▶ _What you will do_: Locate all lines in the data below that hold "this" and show them.

------------------------------------------------------------

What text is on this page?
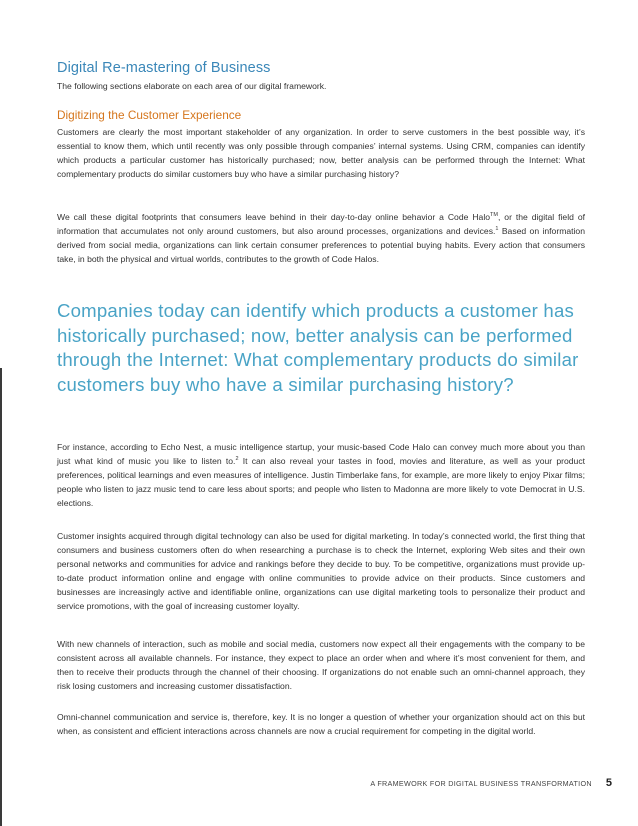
Digital Re-mastering of Business

The following sections elaborate on each area of our digital framework.

Digitizing the Customer Experience

Customers are clearly the most important stakeholder of any organization. In order to serve customers in the best possible way, it’s essential to know them, which until recently was only possible through companies’ internal systems. Using CRM, companies can identify which products a particular customer has historically purchased; now, better analysis can be performed through the Internet: What complementary products do similar customers buy who have a similar purchasing history?

We call these digital footprints that consumers leave behind in their day-to-day online behavior a Code Halo™, or the digital field of information that accumulates not only around customers, but also around processes, organizations and devices.$^1$ Based on information derived from social media, organizations can link certain consumer preferences to potential buying habits. Every action that consumers take, in both the physical and virtual worlds, contributes to the growth of Code Halos.

Companies today can identify which products a customer has historically purchased; now, better analysis can be performed through the Internet: What complementary products do similar customers buy who have a similar purchasing history?

For instance, according to Echo Nest, a music intelligence startup, your music-based Code Halo can convey much more about you than just what kind of music you like to listen to.$^2$ It can also reveal your tastes in food, movies and literature, as well as your product preferences, political learnings and even measures of intelligence. Justin Timberlake fans, for example, are more likely to enjoy Pixar films; people who listen to jazz music tend to care less about sports; and people who listen to Madonna are more likely to vote Democrat in U.S. elections.

Customer insights acquired through digital technology can also be used for digital marketing. In today’s connected world, the first thing that consumers and business customers often do when researching a purchase is to check the Internet, exploring Web sites and their own personal networks and communities for advice and rankings before they decide to buy. To be competitive, organizations must provide up-to-date product information online and engage with online communities to provide advice on their products. Since customers and businesses are increasingly active and identifiable online, organizations can use digital marketing tools to personalize their product and service promotions, with the goal of increasing customer loyalty.

With new channels of interaction, such as mobile and social media, customers now expect all their engagements with the company to be consistent across all available channels. For instance, they expect to place an order when and where it’s most convenient for them, and then to receive their products through the channel of their choosing. If organizations do not enable such an omni-channel approach, they risk losing customers and increasing customer dissatisfaction.

Omni-channel communication and service is, therefore, key. It is no longer a question of whether your organization should act on this but when, as consistent and efficient interactions across channels are now a crucial requirement for competing in the digital world.

A FRAMEWORK FOR DIGITAL BUSINESS TRANSFORMATION 5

------------------------------------------------------------

▶ _Answer below_:
What text is on this page?
Omni-channel communication and service is, therefore, key. It is no longer a question of whether your organization should act on this but when, as consistent and efficient interactions across channels are now a crucial requirement for competing in the digital world.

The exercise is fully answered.